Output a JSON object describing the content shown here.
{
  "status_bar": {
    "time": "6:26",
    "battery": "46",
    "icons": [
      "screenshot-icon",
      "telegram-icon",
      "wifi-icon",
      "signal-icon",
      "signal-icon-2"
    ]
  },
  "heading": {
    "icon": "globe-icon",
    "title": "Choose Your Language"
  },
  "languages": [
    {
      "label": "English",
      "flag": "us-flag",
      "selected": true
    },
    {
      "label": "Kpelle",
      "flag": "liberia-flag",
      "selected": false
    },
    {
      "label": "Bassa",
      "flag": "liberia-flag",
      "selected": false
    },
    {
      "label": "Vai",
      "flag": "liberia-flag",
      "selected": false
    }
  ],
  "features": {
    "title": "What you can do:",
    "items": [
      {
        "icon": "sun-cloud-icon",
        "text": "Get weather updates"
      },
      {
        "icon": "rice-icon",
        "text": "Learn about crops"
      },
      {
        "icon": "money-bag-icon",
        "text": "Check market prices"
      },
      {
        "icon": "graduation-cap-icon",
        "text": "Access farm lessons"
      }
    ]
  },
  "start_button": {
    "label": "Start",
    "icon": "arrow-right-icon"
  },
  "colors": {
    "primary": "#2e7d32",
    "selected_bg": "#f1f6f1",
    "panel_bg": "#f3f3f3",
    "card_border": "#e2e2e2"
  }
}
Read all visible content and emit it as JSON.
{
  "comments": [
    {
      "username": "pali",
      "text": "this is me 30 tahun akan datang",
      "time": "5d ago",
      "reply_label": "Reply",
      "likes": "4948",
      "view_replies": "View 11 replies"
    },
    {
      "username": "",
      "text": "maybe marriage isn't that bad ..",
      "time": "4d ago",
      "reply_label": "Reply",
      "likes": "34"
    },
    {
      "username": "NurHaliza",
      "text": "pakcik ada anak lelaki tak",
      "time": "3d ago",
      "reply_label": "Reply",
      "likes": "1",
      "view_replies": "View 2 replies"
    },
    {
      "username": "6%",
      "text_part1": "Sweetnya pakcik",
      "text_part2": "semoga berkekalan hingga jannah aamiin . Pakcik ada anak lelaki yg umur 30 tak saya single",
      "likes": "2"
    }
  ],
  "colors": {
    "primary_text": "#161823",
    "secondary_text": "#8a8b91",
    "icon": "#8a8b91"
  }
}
____________________
◆ Given task:
Copy each line of the data above without altering a single character.

◆ Correct response:
Output a JSON object describing the content shown here.
{
  "status_bar": {
    "time": "6:26",
    "battery": "46",
    "icons": [
      "screenshot-icon",
      "telegram-icon",
      "wifi-icon",
      "signal-icon",
      "signal-icon-2"
    ]
  },
  "heading": {
    "icon": "globe-icon",
    "title": "Choose Your Language"
  },
  "languages": [
    {
      "label": "English",
      "flag": "us-flag",
      "selected": true
    },
    {
      "label": "Kpelle",
      "flag": "liberia-flag",
      "selected": false
    },
    {
      "label": "Bassa",
      "flag": "liberia-flag",
      "selected": false
    },
    {
      "label": "Vai",
      "flag": "liberia-flag",
      "selected": false
    }
  ],
  "features": {
    "title": "What you can do:",
    "items": [
      {
        "icon": "sun-cloud-icon",
        "text": "Get weather updates"
      },
      {
        "icon": "rice-icon",
        "text": "Learn about crops"
      },
      {
        "icon": "money-bag-icon",
        "text": "Check market prices"
      },
      {
        "icon": "graduation-cap-icon",
        "text": "Access farm lessons"
      }
    ]
  },
  "start_button": {
    "label": "Start",
    "icon": "arrow-right-icon"
  },
  "colors": {
    "primary": "#2e7d32",
    "selected_bg": "#f1f6f1",
    "panel_bg": "#f3f3f3",
    "card_border": "#e2e2e2"
  }
}
Read all visible content and emit it as JSON.
{
  "comments": [
    {
      "username": "pali",
      "text": "this is me 30 tahun akan datang",
      "time": "5d ago",
      "reply_label": "Reply",
      "likes": "4948",
      "view_replies": "View 11 replies"
    },
    {
      "username": "",
      "text": "maybe marriage isn't that bad ..",
      "time": "4d ago",
      "reply_label": "Reply",
      "likes": "34"
    },
    {
      "username": "NurHaliza",
      "text": "pakcik ada anak lelaki tak",
      "time": "3d ago",
      "reply_label": "Reply",
      "likes": "1",
      "view_replies": "View 2 replies"
    },
    {
      "username": "6%",
      "text_part1": "Sweetnya pakcik",
      "text_part2": "semoga berkekalan hingga jannah aamiin . Pakcik ada anak lelaki yg umur 30 tak saya single",
      "likes": "2"
    }
  ],
  "colors": {
    "primary_text": "#161823",
    "secondary_text": "#8a8b91",
    "icon": "#8a8b91"
  }
}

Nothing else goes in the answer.